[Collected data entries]
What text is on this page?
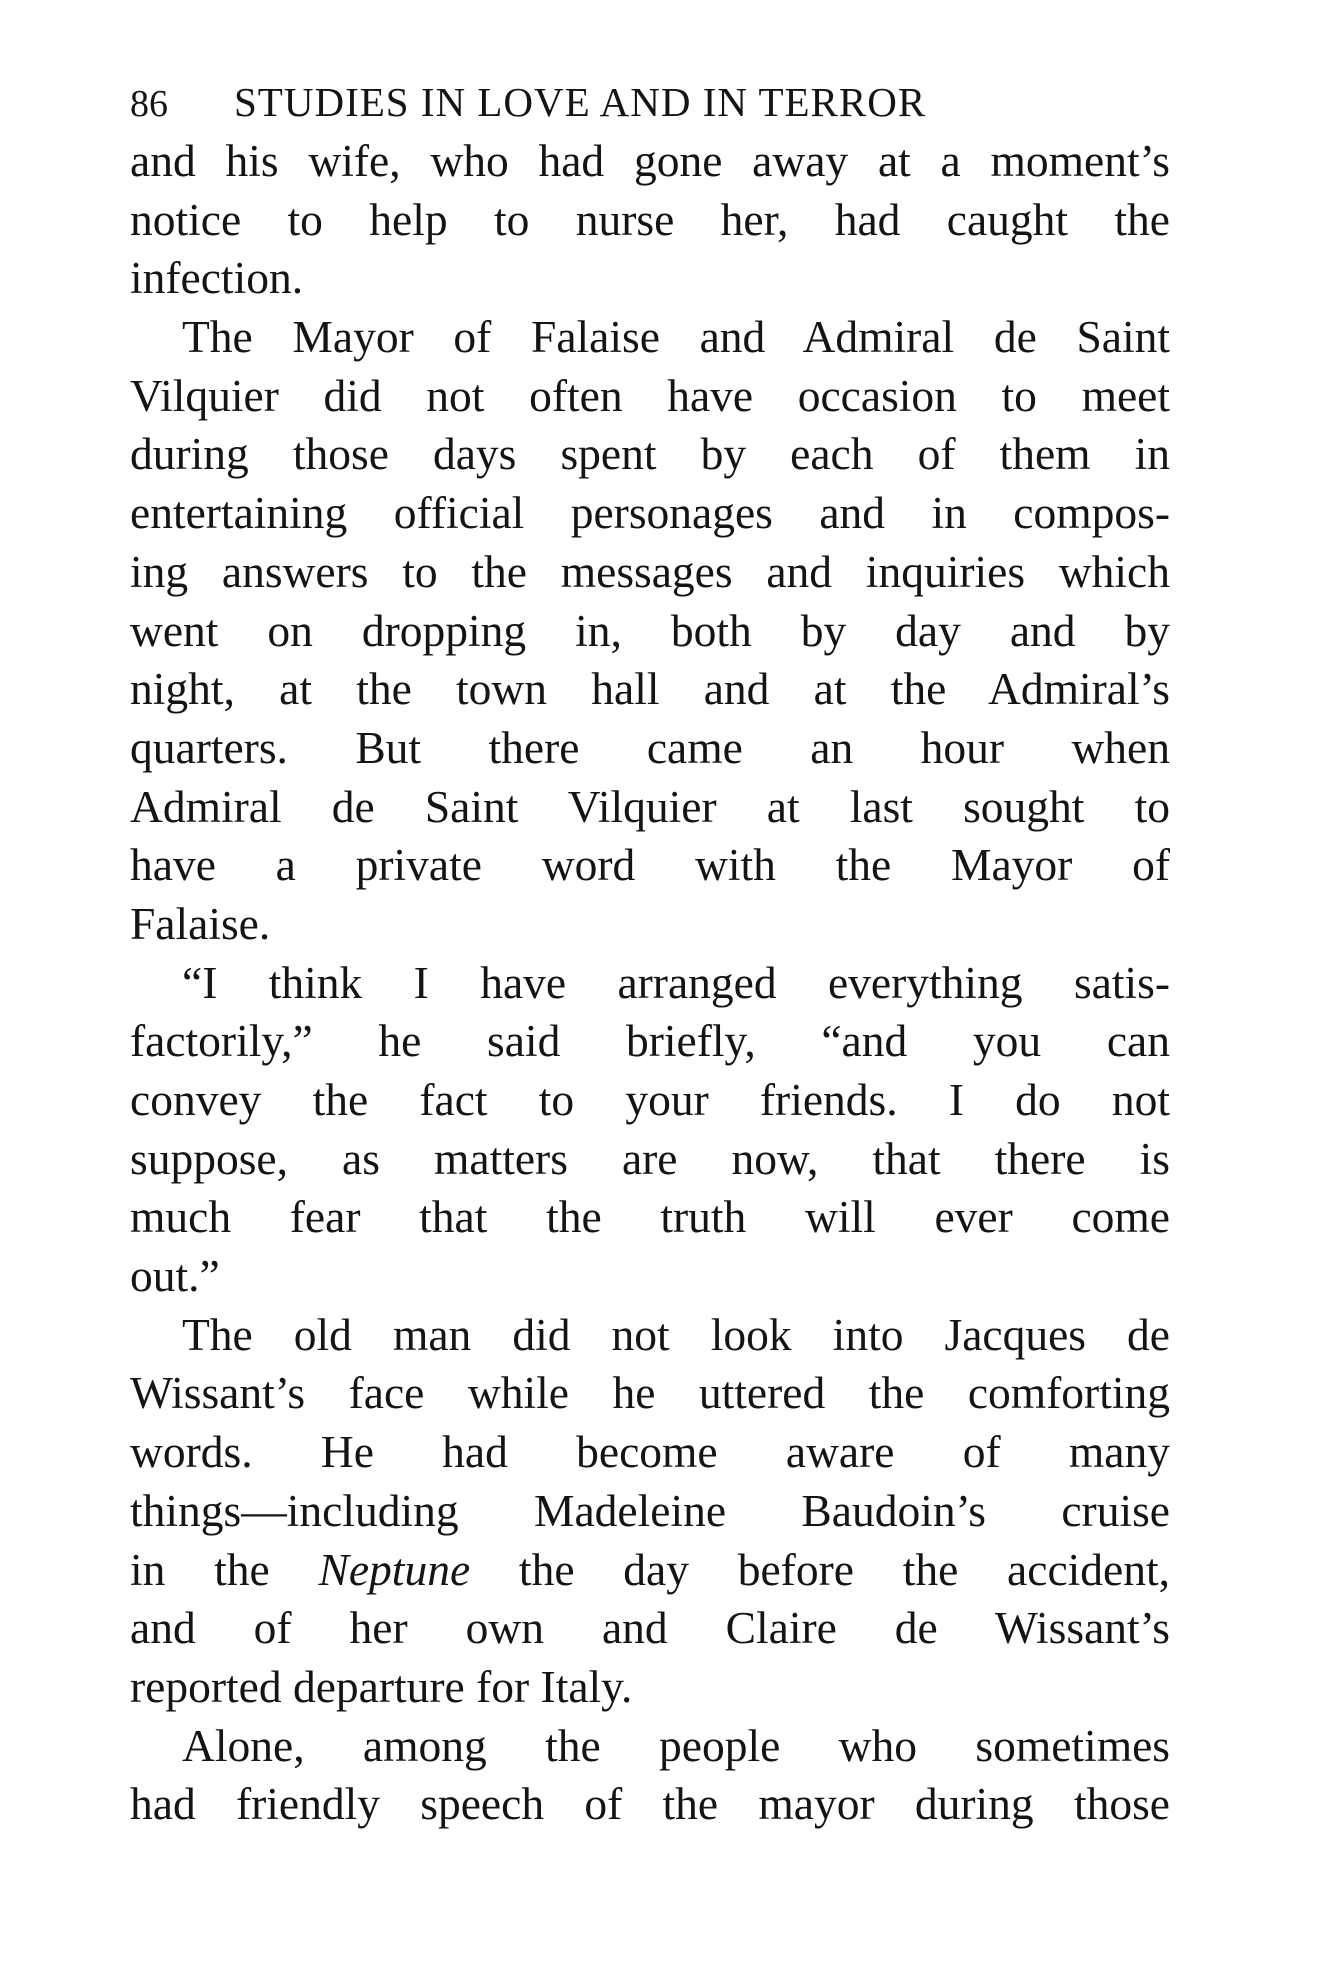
86	STUDIES IN LOVE AND IN TERROR
and his wife, who had gone away at a moment’s
notice to help to nurse her, had caught the
infection.
The Mayor of Falaise and Admiral de Saint
Vilquier did not often have occasion to meet
during those days spent by each of them in
entertaining official personages and in compos-
ing answers to the messages and inquiries which
went on dropping in, both by day and by
night, at the town hall and at the Admiral’s
quarters. But there came an hour when
Admiral de Saint Vilquier at last sought to
have a private word with the Mayor of
Falaise.
“I think I have arranged everything satis-
factorily,” he said briefly, “and you can
convey the fact to your friends. I do not
suppose, as matters are now, that there is
much fear that the truth will ever come
out.”
The old man did not look into Jacques de
Wissant’s face while he uttered the comforting
words. He had become aware of many
things—including Madeleine Baudoin’s cruise
in the Neptune the day before the accident,
and of her own and Claire de Wissant’s
reported departure for Italy.
Alone, among the people who sometimes
had friendly speech of the mayor during those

Written task: Restate the records word for word, omitting images.

Exercise answer:
What text is on this page?
86	STUDIES IN LOVE AND IN TERROR
and his wife, who had gone away at a moment’s
notice to help to nurse her, had caught the
infection.
The Mayor of Falaise and Admiral de Saint
Vilquier did not often have occasion to meet
during those days spent by each of them in
entertaining official personages and in compos-
ing answers to the messages and inquiries which
went on dropping in, both by day and by
night, at the town hall and at the Admiral’s
quarters. But there came an hour when
Admiral de Saint Vilquier at last sought to
have a private word with the Mayor of
Falaise.
“I think I have arranged everything satis-
factorily,” he said briefly, “and you can
convey the fact to your friends. I do not
suppose, as matters are now, that there is
much fear that the truth will ever come
out.”
The old man did not look into Jacques de
Wissant’s face while he uttered the comforting
words. He had become aware of many
things—including Madeleine Baudoin’s cruise
in the Neptune the day before the accident,
and of her own and Claire de Wissant’s
reported departure for Italy.
Alone, among the people who sometimes
had friendly speech of the mayor during those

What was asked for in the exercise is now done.